(RECORDS begins)

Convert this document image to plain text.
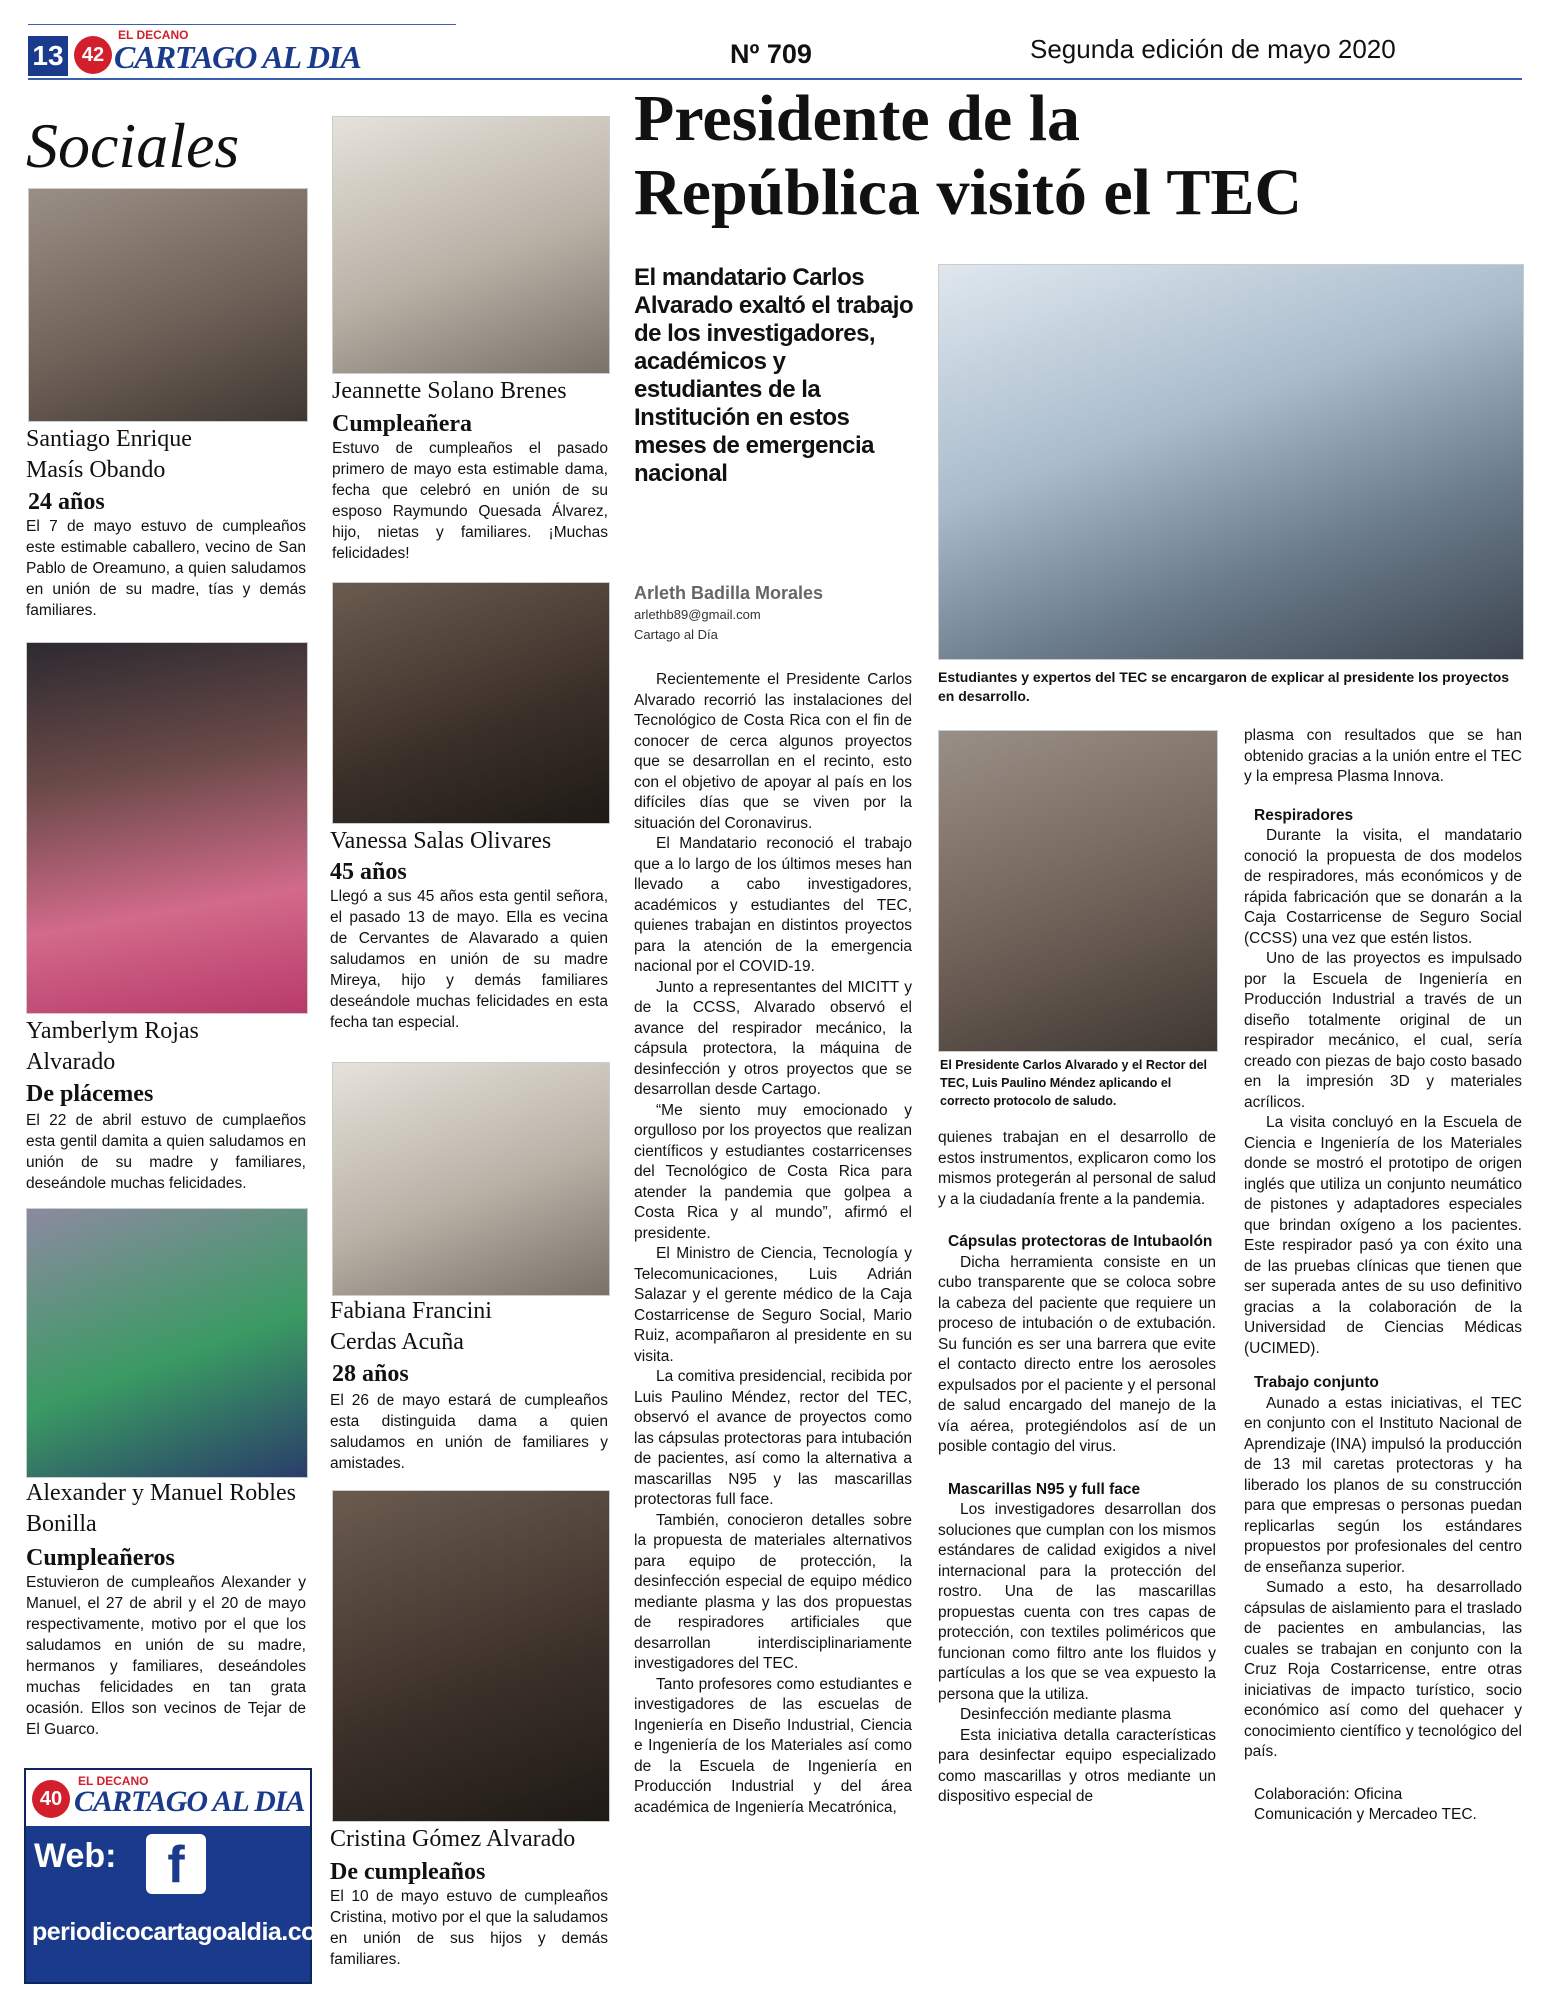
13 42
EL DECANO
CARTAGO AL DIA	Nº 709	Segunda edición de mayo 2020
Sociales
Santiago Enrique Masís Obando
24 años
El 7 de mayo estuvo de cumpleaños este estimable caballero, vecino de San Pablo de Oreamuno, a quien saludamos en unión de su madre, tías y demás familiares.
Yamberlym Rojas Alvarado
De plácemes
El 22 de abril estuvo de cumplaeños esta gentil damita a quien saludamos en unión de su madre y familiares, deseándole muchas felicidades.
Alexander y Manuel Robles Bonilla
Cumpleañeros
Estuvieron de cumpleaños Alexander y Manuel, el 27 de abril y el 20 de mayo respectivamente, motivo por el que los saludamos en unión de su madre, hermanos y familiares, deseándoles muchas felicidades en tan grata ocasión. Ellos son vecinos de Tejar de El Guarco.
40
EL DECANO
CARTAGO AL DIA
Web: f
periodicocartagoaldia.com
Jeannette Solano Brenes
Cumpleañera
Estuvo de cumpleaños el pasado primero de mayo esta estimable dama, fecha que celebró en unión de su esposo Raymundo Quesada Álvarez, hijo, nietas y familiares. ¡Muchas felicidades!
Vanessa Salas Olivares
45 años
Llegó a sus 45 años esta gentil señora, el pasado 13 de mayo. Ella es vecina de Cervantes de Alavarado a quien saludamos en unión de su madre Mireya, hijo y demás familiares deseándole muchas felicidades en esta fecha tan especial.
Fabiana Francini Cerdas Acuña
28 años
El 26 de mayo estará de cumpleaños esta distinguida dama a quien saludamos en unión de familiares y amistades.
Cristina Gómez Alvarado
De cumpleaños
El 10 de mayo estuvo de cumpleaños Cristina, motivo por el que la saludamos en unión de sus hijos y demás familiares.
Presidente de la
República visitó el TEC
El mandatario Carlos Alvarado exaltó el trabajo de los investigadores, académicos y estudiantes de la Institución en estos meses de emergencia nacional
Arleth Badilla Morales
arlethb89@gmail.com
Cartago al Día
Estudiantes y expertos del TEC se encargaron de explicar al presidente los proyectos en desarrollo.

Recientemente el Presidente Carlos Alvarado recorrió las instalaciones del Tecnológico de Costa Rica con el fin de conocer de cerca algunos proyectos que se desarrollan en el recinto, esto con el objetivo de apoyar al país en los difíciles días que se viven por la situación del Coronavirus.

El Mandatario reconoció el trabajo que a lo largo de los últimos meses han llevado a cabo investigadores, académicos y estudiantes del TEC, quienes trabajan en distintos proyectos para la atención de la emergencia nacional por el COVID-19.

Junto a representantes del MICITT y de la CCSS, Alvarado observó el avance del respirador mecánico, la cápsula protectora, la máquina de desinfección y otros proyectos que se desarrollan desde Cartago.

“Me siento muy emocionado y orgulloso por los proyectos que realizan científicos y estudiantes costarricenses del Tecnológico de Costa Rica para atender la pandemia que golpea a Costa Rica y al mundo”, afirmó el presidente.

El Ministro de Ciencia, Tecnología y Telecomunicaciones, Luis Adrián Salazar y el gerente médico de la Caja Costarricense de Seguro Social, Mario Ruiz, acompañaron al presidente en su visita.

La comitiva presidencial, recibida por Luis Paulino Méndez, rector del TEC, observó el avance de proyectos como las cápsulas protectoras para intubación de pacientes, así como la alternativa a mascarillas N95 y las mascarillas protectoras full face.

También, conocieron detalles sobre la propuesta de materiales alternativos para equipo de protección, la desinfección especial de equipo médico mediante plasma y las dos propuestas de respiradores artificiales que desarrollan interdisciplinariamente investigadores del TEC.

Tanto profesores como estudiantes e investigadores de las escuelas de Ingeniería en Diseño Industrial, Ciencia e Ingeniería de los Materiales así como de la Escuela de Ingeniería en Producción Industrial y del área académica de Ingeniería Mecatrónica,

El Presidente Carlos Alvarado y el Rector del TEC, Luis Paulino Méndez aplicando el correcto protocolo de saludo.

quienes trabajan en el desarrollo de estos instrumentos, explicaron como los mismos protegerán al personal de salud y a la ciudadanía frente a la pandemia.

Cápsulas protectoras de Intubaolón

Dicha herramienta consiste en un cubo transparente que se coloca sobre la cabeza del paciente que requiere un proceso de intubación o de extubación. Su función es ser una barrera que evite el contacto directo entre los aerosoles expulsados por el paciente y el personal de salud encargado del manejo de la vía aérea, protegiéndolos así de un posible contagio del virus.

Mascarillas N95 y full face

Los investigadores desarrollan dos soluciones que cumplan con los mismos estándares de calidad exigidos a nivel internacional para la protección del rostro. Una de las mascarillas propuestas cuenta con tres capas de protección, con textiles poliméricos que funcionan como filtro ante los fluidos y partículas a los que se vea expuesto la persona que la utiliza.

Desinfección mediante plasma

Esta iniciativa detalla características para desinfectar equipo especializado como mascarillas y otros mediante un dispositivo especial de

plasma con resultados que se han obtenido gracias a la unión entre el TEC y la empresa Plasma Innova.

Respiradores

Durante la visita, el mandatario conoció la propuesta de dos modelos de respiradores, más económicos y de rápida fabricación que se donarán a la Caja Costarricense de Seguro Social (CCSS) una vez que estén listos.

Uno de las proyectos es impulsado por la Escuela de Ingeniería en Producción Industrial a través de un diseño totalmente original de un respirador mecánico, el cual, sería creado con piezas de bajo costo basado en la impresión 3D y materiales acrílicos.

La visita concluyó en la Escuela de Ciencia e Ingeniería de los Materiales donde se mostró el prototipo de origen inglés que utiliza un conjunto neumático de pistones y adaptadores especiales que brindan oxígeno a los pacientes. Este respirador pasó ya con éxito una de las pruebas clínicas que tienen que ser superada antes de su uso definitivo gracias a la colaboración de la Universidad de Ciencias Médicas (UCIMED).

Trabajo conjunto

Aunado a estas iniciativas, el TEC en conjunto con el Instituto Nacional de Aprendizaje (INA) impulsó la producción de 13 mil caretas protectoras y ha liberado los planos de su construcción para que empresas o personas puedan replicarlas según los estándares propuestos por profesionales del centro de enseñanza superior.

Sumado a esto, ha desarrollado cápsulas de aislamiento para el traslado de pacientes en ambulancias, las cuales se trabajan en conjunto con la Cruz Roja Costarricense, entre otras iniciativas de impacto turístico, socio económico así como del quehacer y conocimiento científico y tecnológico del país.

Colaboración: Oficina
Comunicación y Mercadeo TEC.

(RECORDS ends)

* [TASK INSTRUCTIONS] Show, from the records above, every line that includes "protección".

* [ANSWER]
También, conocieron detalles sobre la propuesta de materiales alternativos para equipo de protección, la desinfección especial de equipo médico mediante plasma y las dos propuestas de respiradores artificiales que desarrollan interdisciplinariamente investigadores del TEC.
Los investigadores desarrollan dos soluciones que cumplan con los mismos estándares de calidad exigidos a nivel internacional para la protección del rostro. Una de las mascarillas propuestas cuenta con tres capas de protección, con textiles poliméricos que funcionan como filtro ante los fluidos y partículas a los que se vea expuesto la persona que la utiliza.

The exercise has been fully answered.